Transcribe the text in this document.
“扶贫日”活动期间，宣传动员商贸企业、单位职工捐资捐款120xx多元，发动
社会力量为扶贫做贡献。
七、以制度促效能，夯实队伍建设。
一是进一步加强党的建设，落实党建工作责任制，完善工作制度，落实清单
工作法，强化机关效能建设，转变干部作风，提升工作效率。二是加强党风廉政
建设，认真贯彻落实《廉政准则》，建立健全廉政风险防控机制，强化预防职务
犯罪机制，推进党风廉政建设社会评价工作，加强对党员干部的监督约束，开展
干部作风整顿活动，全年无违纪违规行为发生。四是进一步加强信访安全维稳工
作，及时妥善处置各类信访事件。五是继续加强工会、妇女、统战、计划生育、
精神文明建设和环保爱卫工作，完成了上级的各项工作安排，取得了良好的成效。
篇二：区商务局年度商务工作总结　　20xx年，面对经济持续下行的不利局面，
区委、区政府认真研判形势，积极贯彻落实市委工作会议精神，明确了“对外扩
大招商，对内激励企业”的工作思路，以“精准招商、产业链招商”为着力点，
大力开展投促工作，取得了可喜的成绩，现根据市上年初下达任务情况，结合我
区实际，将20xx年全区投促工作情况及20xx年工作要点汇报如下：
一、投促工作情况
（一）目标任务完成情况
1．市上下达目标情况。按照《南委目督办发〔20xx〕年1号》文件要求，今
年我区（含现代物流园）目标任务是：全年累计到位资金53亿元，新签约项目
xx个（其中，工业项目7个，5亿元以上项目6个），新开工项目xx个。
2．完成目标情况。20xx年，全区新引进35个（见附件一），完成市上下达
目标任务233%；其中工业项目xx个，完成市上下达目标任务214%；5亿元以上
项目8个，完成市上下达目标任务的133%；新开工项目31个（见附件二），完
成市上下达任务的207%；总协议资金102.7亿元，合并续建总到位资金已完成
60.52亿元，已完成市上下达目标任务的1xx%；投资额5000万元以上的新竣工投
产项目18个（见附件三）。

*THE EXERCISE*
Every entry must be quoted exactly as it appears above.

*ANSWER TO THIS TASK*
Transcribe the text in this document.
“扶贫日”活动期间，宣传动员商贸企业、单位职工捐资捐款120xx多元，发动
社会力量为扶贫做贡献。
七、以制度促效能，夯实队伍建设。
一是进一步加强党的建设，落实党建工作责任制，完善工作制度，落实清单
工作法，强化机关效能建设，转变干部作风，提升工作效率。二是加强党风廉政
建设，认真贯彻落实《廉政准则》，建立健全廉政风险防控机制，强化预防职务
犯罪机制，推进党风廉政建设社会评价工作，加强对党员干部的监督约束，开展
干部作风整顿活动，全年无违纪违规行为发生。四是进一步加强信访安全维稳工
作，及时妥善处置各类信访事件。五是继续加强工会、妇女、统战、计划生育、
精神文明建设和环保爱卫工作，完成了上级的各项工作安排，取得了良好的成效。
篇二：区商务局年度商务工作总结　　20xx年，面对经济持续下行的不利局面，
区委、区政府认真研判形势，积极贯彻落实市委工作会议精神，明确了“对外扩
大招商，对内激励企业”的工作思路，以“精准招商、产业链招商”为着力点，
大力开展投促工作，取得了可喜的成绩，现根据市上年初下达任务情况，结合我
区实际，将20xx年全区投促工作情况及20xx年工作要点汇报如下：
一、投促工作情况
（一）目标任务完成情况
1．市上下达目标情况。按照《南委目督办发〔20xx〕年1号》文件要求，今
年我区（含现代物流园）目标任务是：全年累计到位资金53亿元，新签约项目
xx个（其中，工业项目7个，5亿元以上项目6个），新开工项目xx个。
2．完成目标情况。20xx年，全区新引进35个（见附件一），完成市上下达
目标任务233%；其中工业项目xx个，完成市上下达目标任务214%；5亿元以上
项目8个，完成市上下达目标任务的133%；新开工项目31个（见附件二），完
成市上下达任务的207%；总协议资金102.7亿元，合并续建总到位资金已完成
60.52亿元，已完成市上下达目标任务的1xx%；投资额5000万元以上的新竣工投
产项目18个（见附件三）。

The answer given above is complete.